In the records below, tally every line containing "text". Report only the total.

Records from a data source
....................
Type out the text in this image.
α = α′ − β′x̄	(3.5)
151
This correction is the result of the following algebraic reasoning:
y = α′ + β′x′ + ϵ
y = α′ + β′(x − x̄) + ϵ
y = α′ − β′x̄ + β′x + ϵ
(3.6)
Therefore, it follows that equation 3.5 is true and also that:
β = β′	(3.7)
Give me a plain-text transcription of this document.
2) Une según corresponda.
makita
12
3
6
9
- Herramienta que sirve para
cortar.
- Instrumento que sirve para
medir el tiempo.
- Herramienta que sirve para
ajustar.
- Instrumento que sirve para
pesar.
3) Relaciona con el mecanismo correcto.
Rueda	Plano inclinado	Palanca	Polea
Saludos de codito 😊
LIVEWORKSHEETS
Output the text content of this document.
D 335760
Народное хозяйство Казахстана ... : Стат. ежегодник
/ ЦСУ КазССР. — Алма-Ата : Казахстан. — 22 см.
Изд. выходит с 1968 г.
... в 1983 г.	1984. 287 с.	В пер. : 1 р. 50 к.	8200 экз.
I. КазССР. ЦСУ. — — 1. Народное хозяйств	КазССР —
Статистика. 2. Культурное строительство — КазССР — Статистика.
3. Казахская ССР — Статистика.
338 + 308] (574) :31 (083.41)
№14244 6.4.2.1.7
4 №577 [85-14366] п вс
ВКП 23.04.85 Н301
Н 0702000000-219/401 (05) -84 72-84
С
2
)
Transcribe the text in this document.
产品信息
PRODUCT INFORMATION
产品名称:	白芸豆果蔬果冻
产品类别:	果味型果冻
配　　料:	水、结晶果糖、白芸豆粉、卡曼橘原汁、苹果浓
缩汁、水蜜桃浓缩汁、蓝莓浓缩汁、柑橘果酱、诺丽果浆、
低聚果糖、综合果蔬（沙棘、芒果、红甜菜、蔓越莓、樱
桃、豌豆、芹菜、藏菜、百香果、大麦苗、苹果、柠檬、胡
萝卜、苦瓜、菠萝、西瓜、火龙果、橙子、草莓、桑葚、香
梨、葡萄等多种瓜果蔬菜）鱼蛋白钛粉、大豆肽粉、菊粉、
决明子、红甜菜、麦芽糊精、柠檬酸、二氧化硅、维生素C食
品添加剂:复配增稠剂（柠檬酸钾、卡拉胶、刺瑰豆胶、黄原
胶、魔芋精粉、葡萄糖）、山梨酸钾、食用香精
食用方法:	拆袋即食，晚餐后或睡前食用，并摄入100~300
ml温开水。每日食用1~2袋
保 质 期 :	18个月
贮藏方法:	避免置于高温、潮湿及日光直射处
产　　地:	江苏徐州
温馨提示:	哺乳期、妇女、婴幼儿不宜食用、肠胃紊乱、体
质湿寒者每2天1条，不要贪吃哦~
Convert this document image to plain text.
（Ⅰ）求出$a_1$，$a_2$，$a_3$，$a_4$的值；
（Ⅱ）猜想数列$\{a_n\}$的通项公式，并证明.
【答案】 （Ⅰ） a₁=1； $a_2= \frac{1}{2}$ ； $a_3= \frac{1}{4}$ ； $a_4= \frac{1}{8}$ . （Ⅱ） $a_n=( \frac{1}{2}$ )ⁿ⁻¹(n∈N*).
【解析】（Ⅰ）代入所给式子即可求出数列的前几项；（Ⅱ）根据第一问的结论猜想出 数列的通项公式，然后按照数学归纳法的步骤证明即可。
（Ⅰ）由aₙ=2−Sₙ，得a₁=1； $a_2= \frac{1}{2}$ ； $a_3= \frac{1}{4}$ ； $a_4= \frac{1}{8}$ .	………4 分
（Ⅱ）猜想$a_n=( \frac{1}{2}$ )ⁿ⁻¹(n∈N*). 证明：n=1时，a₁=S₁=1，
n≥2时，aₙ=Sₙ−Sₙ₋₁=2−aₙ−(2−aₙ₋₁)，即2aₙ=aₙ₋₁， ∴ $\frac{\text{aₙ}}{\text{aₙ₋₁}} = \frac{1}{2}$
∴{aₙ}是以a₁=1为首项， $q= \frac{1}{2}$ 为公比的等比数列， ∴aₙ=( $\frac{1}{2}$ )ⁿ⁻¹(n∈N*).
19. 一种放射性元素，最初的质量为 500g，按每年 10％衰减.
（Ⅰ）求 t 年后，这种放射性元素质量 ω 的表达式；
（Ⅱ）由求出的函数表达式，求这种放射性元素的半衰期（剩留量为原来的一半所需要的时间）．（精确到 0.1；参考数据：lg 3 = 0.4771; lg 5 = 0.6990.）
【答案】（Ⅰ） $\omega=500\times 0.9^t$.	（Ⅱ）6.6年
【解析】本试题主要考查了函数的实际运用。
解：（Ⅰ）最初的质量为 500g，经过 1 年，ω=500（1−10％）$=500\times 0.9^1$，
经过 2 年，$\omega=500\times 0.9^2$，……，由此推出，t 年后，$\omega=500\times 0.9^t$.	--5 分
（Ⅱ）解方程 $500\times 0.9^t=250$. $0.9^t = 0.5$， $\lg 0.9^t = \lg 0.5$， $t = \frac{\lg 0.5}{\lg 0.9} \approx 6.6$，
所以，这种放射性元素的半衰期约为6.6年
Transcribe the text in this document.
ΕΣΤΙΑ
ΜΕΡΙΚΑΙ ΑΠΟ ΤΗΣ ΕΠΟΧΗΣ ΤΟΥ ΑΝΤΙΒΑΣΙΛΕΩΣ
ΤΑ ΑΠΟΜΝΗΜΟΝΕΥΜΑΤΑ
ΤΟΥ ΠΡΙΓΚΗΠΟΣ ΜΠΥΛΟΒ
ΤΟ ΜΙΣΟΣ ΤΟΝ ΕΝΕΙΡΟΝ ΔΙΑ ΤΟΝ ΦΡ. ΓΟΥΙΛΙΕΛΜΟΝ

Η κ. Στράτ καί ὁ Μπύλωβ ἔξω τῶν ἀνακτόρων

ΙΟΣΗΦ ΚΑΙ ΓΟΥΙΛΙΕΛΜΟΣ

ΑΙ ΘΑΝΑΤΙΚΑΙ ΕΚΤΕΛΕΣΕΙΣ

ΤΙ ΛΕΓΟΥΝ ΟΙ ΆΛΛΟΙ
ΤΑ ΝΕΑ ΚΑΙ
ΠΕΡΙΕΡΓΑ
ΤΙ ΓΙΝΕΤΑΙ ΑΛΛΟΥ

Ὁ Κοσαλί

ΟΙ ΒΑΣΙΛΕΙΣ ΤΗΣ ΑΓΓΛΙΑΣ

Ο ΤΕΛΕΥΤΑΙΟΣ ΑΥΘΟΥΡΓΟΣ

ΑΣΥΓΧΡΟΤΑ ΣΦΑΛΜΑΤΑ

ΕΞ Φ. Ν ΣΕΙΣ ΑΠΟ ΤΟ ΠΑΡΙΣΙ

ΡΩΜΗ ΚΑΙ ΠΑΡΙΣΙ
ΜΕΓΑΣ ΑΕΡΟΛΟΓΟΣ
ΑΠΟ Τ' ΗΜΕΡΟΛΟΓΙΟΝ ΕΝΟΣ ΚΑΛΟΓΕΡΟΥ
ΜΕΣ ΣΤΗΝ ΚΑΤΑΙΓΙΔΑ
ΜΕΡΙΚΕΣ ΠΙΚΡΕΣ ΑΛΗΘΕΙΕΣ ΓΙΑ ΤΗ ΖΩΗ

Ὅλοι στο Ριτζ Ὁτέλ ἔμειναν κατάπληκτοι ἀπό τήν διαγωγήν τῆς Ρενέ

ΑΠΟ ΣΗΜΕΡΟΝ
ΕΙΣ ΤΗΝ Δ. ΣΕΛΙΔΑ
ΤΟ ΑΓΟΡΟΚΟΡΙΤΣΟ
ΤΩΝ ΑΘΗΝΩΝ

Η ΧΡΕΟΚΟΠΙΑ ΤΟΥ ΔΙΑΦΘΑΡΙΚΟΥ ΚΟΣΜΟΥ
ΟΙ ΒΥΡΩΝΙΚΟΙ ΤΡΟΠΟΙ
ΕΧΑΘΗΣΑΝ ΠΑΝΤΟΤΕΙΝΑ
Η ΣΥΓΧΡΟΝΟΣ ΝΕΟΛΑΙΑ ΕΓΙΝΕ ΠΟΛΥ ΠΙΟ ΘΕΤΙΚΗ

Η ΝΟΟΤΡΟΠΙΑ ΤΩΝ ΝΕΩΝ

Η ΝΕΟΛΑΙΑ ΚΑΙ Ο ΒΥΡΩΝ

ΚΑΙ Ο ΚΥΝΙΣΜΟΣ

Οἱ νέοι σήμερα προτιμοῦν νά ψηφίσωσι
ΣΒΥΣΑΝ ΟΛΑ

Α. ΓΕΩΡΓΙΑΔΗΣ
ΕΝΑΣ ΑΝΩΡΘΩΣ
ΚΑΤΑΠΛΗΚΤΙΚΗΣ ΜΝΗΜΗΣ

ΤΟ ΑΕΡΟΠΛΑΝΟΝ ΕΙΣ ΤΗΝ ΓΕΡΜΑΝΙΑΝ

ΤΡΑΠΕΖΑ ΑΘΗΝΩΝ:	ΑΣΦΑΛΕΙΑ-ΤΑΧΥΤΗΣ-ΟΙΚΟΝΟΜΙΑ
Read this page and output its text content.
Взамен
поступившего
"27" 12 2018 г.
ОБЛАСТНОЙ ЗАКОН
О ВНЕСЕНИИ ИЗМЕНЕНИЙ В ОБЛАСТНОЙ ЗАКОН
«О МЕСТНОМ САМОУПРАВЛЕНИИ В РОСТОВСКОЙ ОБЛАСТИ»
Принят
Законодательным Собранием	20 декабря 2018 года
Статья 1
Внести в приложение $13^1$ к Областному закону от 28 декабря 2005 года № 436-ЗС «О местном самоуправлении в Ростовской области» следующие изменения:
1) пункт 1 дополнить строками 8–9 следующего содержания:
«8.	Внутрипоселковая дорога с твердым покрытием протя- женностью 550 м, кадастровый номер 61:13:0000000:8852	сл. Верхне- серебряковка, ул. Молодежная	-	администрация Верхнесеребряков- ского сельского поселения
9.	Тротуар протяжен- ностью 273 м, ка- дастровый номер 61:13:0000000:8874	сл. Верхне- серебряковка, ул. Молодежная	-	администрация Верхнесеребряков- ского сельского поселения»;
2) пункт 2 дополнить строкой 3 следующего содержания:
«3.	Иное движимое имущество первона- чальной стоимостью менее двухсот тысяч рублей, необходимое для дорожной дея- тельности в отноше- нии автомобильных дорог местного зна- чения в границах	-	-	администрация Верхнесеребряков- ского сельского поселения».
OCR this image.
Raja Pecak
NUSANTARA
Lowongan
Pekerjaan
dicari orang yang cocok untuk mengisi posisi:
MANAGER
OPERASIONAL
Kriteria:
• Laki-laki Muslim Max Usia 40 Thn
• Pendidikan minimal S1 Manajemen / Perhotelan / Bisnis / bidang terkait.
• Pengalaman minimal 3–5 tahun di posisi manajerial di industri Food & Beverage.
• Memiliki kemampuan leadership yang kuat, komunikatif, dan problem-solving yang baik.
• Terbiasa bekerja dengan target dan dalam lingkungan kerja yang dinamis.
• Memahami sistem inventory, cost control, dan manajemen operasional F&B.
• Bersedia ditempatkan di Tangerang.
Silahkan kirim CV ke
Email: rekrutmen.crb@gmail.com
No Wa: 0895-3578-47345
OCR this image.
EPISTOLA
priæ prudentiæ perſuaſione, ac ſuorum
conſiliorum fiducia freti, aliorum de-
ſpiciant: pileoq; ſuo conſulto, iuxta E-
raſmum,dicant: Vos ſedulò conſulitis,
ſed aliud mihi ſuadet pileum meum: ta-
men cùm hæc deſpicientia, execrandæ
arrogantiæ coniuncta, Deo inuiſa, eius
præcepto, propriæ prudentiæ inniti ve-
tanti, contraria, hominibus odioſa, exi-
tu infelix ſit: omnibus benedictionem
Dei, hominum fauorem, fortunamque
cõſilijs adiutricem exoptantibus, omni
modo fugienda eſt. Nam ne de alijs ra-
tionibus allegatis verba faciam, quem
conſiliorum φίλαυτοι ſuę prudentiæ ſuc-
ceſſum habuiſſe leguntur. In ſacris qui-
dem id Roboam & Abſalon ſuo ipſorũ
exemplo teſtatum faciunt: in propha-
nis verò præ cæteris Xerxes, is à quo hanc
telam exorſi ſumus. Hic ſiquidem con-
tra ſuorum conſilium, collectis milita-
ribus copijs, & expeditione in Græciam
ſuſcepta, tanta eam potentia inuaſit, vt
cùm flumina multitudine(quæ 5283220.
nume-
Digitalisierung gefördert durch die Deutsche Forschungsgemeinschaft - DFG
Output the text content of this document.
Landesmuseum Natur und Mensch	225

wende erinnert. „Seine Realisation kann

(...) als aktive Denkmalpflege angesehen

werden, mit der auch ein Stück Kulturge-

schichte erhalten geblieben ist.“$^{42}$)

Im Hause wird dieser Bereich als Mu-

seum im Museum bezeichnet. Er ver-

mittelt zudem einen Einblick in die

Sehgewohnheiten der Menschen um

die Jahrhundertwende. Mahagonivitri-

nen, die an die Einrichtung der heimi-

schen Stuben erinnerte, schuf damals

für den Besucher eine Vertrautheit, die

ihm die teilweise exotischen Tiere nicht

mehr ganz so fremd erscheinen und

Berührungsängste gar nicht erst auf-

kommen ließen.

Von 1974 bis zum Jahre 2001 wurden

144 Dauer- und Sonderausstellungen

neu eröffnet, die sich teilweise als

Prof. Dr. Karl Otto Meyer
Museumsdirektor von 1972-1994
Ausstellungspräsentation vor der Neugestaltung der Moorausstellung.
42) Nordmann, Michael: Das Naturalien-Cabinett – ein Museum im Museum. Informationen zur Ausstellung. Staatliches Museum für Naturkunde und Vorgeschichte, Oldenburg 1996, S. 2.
....................
- FINAL RESULT
9